SHORT EXERCISE >>
Report the count of lines below that include "fresh", without any other text.

**** MATERIAL FOR THIS EXERCISE

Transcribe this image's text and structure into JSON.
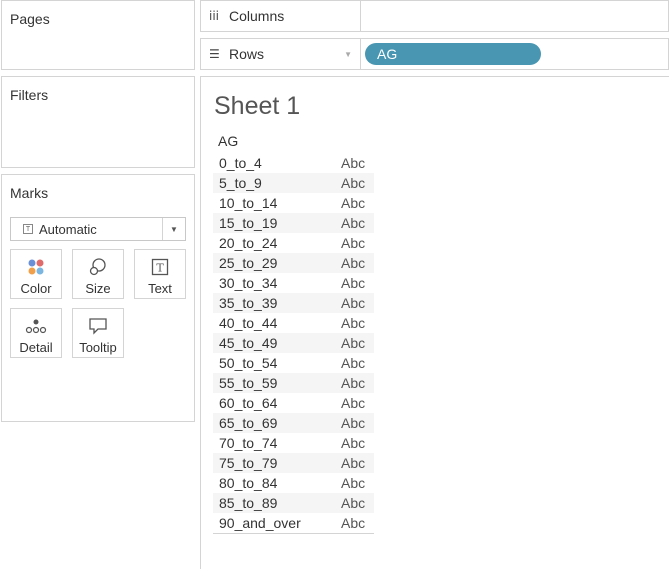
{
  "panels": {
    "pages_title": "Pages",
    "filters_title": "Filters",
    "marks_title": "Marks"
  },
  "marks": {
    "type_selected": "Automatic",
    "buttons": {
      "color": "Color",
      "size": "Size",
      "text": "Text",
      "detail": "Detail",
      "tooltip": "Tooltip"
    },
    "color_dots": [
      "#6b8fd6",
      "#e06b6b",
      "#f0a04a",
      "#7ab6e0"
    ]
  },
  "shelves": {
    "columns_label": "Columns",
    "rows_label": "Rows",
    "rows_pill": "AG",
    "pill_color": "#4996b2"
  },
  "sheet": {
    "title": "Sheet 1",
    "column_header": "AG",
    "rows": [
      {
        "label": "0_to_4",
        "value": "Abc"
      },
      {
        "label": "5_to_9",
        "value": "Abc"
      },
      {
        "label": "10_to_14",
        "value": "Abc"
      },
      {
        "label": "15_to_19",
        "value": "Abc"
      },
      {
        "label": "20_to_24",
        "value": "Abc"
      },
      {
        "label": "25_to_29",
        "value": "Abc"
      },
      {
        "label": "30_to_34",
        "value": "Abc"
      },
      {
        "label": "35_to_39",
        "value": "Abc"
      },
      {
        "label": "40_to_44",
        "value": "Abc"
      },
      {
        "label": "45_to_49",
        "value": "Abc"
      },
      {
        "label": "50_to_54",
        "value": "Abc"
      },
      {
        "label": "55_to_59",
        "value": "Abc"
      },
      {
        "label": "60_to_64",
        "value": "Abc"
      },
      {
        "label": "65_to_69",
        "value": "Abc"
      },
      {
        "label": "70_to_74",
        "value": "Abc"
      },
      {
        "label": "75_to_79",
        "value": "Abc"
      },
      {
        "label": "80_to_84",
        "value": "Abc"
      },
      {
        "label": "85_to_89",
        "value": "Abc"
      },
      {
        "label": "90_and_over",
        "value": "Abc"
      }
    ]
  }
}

********
**** MATERIAL FOR THIS EXERCISE

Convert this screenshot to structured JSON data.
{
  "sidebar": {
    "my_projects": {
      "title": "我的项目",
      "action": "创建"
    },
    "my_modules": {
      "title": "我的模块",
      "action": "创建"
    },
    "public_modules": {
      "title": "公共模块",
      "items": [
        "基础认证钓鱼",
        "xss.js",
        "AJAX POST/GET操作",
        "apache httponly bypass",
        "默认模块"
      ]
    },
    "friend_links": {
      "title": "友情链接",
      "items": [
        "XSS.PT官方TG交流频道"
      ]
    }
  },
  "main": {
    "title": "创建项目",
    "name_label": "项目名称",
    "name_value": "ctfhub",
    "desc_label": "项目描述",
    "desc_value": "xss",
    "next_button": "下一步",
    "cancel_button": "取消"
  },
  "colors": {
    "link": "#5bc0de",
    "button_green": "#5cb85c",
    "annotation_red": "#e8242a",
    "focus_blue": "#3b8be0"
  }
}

********
**** MATERIAL FOR THIS EXERCISE

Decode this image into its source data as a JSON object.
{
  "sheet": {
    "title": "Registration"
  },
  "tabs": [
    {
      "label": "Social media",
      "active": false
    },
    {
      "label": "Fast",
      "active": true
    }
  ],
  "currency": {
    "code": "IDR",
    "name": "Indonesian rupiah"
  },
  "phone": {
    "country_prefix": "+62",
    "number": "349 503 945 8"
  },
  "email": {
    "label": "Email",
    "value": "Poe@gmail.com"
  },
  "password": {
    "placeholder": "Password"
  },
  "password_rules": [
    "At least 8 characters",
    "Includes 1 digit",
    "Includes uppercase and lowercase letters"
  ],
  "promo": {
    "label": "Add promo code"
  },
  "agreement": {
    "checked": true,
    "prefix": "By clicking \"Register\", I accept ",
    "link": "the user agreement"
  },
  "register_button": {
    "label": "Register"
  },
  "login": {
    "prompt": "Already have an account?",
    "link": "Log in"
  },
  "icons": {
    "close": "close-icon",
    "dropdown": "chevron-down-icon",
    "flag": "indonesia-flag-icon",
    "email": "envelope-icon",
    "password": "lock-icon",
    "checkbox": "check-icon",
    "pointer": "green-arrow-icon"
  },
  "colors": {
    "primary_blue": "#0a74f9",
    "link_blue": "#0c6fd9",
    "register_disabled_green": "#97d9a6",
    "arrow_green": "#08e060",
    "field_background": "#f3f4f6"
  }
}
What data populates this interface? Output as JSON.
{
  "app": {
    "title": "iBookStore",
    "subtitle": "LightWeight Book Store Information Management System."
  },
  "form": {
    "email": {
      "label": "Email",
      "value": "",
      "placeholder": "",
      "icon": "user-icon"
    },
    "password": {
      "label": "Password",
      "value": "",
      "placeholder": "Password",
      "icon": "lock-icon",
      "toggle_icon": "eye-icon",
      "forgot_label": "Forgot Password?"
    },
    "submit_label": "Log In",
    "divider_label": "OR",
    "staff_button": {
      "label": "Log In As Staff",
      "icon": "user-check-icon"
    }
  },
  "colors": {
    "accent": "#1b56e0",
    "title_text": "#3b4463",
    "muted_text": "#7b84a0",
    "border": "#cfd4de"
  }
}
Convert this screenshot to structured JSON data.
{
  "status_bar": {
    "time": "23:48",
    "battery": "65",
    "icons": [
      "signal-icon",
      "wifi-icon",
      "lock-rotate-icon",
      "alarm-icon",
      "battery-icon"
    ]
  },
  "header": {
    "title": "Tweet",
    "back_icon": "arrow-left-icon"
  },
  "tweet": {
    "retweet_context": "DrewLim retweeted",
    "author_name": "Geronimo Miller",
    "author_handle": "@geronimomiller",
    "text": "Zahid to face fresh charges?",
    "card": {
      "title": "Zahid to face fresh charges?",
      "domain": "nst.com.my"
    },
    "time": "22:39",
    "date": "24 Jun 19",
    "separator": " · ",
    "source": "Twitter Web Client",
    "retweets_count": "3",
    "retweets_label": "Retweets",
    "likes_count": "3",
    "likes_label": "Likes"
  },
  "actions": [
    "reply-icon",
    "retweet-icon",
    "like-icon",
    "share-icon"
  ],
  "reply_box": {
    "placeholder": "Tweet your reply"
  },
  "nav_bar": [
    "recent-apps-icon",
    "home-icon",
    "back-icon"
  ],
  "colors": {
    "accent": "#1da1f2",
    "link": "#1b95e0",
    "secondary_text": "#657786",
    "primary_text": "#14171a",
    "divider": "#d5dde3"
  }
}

********

TASK RESPONSE >>
2